- **The request**:
Copy every line of the records below verbatim, with no changes.

- **Data entries**:
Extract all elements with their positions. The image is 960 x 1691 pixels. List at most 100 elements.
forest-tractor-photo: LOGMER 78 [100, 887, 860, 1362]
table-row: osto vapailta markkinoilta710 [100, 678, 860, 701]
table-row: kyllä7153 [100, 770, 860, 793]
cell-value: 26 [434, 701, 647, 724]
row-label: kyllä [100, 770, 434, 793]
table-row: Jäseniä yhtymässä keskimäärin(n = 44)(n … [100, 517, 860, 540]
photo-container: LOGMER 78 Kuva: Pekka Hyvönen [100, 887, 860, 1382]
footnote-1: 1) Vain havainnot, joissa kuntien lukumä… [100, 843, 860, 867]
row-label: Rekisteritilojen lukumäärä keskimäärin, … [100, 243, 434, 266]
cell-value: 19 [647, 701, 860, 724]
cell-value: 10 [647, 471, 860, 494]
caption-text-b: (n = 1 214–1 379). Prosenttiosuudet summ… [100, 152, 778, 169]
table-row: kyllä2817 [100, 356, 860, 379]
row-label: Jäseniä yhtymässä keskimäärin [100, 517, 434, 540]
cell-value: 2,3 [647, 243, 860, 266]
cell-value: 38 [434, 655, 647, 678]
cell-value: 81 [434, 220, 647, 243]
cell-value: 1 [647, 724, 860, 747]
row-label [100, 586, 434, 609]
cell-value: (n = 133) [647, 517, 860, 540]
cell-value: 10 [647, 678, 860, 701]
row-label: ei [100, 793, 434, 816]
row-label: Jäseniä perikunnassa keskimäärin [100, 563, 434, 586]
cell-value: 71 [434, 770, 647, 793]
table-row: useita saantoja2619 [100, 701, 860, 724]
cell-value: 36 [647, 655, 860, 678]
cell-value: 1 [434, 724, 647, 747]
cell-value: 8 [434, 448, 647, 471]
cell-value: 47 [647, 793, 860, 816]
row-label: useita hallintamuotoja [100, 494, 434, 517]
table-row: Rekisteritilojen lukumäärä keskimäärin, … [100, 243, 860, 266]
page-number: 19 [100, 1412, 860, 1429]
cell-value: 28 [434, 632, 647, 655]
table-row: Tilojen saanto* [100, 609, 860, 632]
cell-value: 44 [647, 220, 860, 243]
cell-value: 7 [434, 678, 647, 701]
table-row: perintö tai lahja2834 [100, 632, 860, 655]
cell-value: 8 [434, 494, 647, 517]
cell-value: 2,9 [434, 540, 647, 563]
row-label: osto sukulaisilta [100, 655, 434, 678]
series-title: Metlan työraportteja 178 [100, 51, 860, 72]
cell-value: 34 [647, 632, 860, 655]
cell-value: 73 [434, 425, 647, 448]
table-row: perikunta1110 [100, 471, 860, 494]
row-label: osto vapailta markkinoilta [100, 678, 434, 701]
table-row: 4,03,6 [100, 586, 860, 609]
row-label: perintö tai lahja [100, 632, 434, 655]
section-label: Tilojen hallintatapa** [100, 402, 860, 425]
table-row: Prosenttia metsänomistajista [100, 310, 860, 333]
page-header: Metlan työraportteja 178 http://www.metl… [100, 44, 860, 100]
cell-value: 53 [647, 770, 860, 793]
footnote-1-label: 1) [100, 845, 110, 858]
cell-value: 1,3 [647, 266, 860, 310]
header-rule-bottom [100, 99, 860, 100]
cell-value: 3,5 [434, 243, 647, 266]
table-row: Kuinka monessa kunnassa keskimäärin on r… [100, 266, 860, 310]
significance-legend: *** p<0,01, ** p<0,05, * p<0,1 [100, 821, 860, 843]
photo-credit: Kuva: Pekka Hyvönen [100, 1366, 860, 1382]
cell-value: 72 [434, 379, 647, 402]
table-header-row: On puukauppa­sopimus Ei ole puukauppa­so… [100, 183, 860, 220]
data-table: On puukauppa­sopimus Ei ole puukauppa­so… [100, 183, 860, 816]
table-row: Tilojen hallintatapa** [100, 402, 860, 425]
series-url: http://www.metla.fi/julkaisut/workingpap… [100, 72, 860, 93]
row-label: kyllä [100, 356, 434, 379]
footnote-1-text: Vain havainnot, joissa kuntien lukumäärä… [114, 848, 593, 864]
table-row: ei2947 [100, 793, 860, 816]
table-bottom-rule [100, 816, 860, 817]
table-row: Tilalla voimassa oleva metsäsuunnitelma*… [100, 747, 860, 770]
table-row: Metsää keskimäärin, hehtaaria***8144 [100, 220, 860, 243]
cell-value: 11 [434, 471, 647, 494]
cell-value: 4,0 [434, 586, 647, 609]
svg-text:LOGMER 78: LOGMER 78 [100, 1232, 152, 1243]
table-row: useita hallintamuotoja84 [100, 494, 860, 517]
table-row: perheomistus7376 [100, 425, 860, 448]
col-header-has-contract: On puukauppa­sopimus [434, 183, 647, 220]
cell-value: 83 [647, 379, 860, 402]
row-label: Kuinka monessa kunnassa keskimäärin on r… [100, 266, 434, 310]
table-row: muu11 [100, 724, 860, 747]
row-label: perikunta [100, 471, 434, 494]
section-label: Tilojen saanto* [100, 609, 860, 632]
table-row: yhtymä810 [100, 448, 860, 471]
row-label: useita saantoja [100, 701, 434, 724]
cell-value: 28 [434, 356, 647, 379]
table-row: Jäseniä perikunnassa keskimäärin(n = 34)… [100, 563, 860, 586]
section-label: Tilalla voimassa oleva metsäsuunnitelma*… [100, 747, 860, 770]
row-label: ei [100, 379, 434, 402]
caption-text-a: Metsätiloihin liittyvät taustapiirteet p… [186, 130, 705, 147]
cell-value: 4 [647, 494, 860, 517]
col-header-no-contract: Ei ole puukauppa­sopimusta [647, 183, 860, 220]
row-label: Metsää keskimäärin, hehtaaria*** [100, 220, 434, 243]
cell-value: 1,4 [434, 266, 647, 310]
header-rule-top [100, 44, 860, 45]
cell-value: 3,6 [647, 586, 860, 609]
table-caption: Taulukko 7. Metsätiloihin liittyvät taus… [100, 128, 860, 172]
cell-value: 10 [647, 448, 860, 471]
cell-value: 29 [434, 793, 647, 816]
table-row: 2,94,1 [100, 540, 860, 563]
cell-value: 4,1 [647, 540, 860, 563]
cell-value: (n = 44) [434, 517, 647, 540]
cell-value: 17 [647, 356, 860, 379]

- **Output for this task**:
Extract all elements with their positions. The image is 960 x 1691 pixels. List at most 100 elements.
forest-tractor-photo: LOGMER 78 [100, 887, 860, 1362]
table-row: osto vapailta markkinoilta710 [100, 678, 860, 701]
table-row: kyllä7153 [100, 770, 860, 793]
cell-value: 26 [434, 701, 647, 724]
row-label: kyllä [100, 770, 434, 793]
table-row: Jäseniä yhtymässä keskimäärin(n = 44)(n … [100, 517, 860, 540]
photo-container: LOGMER 78 Kuva: Pekka Hyvönen [100, 887, 860, 1382]
footnote-1: 1) Vain havainnot, joissa kuntien lukumä… [100, 843, 860, 867]
row-label: Rekisteritilojen lukumäärä keskimäärin, … [100, 243, 434, 266]
cell-value: 19 [647, 701, 860, 724]
cell-value: 10 [647, 471, 860, 494]
caption-text-b: (n = 1 214–1 379). Prosenttiosuudet summ… [100, 152, 778, 169]
table-row: kyllä2817 [100, 356, 860, 379]
row-label: Jäseniä yhtymässä keskimäärin [100, 517, 434, 540]
cell-value: 2,3 [647, 243, 860, 266]
cell-value: 38 [434, 655, 647, 678]
cell-value: 81 [434, 220, 647, 243]
cell-value: 1 [647, 724, 860, 747]
row-label [100, 586, 434, 609]
cell-value: (n = 133) [647, 517, 860, 540]
cell-value: 10 [647, 678, 860, 701]
row-label: ei [100, 793, 434, 816]
row-label: Jäseniä perikunnassa keskimäärin [100, 563, 434, 586]
cell-value: 71 [434, 770, 647, 793]
table-row: useita saantoja2619 [100, 701, 860, 724]
cell-value: 36 [647, 655, 860, 678]
cell-value: 1 [434, 724, 647, 747]
cell-value: 8 [434, 448, 647, 471]
cell-value: 47 [647, 793, 860, 816]
row-label: useita hallintamuotoja [100, 494, 434, 517]
table-row: Rekisteritilojen lukumäärä keskimäärin, … [100, 243, 860, 266]
page-number: 19 [100, 1412, 860, 1429]
cell-value: 28 [434, 632, 647, 655]
table-row: Tilojen saanto* [100, 609, 860, 632]
cell-value: 44 [647, 220, 860, 243]
cell-value: 7 [434, 678, 647, 701]
table-row: perintö tai lahja2834 [100, 632, 860, 655]
cell-value: 8 [434, 494, 647, 517]
cell-value: 2,9 [434, 540, 647, 563]
row-label: osto sukulaisilta [100, 655, 434, 678]
series-title: Metlan työraportteja 178 [100, 51, 860, 72]
cell-value: 34 [647, 632, 860, 655]
cell-value: 73 [434, 425, 647, 448]
table-row: perikunta1110 [100, 471, 860, 494]
row-label: osto vapailta markkinoilta [100, 678, 434, 701]
table-row: 4,03,6 [100, 586, 860, 609]
row-label: perintö tai lahja [100, 632, 434, 655]
section-label: Tilojen hallintatapa** [100, 402, 860, 425]
table-row: Prosenttia metsänomistajista [100, 310, 860, 333]
page-header: Metlan työraportteja 178 http://www.metl… [100, 44, 860, 100]
cell-value: 53 [647, 770, 860, 793]
footnote-1-label: 1) [100, 845, 110, 858]
cell-value: 1,3 [647, 266, 860, 310]
header-rule-bottom [100, 99, 860, 100]
cell-value: 3,5 [434, 243, 647, 266]
table-row: Kuinka monessa kunnassa keskimäärin on r… [100, 266, 860, 310]
significance-legend: *** p<0,01, ** p<0,05, * p<0,1 [100, 821, 860, 843]
photo-credit: Kuva: Pekka Hyvönen [100, 1366, 860, 1382]
cell-value: 72 [434, 379, 647, 402]
table-header-row: On puukauppa­sopimus Ei ole puukauppa­so… [100, 183, 860, 220]
data-table: On puukauppa­sopimus Ei ole puukauppa­so… [100, 183, 860, 816]
table-row: Tilojen hallintatapa** [100, 402, 860, 425]
series-url: http://www.metla.fi/julkaisut/workingpap… [100, 72, 860, 93]
row-label: kyllä [100, 356, 434, 379]
footnote-1-text: Vain havainnot, joissa kuntien lukumäärä… [114, 848, 593, 864]
table-row: ei2947 [100, 793, 860, 816]
table-bottom-rule [100, 816, 860, 817]
table-row: Tilalla voimassa oleva metsäsuunnitelma*… [100, 747, 860, 770]
table-row: Metsää keskimäärin, hehtaaria***8144 [100, 220, 860, 243]
cell-value: 11 [434, 471, 647, 494]
cell-value: 4,0 [434, 586, 647, 609]
svg-text:LOGMER 78: LOGMER 78 [100, 1232, 152, 1243]
table-row: useita hallintamuotoja84 [100, 494, 860, 517]
table-row: perheomistus7376 [100, 425, 860, 448]
col-header-has-contract: On puukauppa­sopimus [434, 183, 647, 220]
cell-value: 83 [647, 379, 860, 402]
row-label: Kuinka monessa kunnassa keskimäärin on r… [100, 266, 434, 310]
table-row: muu11 [100, 724, 860, 747]
row-label: perikunta [100, 471, 434, 494]
section-label: Tilojen saanto* [100, 609, 860, 632]
table-row: yhtymä810 [100, 448, 860, 471]
row-label: useita saantoja [100, 701, 434, 724]
cell-value: 28 [434, 356, 647, 379]
table-row: Jäseniä perikunnassa keskimäärin(n = 34)… [100, 563, 860, 586]
section-label: Tilalla voimassa oleva metsäsuunnitelma*… [100, 747, 860, 770]
row-label: ei [100, 379, 434, 402]
caption-text-a: Metsätiloihin liittyvät taustapiirteet p… [186, 130, 705, 147]
cell-value: 4 [647, 494, 860, 517]
col-header-no-contract: Ei ole puukauppa­sopimusta [647, 183, 860, 220]
row-label: Metsää keskimäärin, hehtaaria*** [100, 220, 434, 243]
cell-value: 1,4 [434, 266, 647, 310]
header-rule-top [100, 44, 860, 45]
cell-value: 3,6 [647, 586, 860, 609]
table-caption: Taulukko 7. Metsätiloihin liittyvät taus… [100, 128, 860, 172]
cell-value: 10 [647, 448, 860, 471]
cell-value: 29 [434, 793, 647, 816]
table-row: 2,94,1 [100, 540, 860, 563]
cell-value: 4,1 [647, 540, 860, 563]
cell-value: (n = 44) [434, 517, 647, 540]
cell-value: 17 [647, 356, 860, 379]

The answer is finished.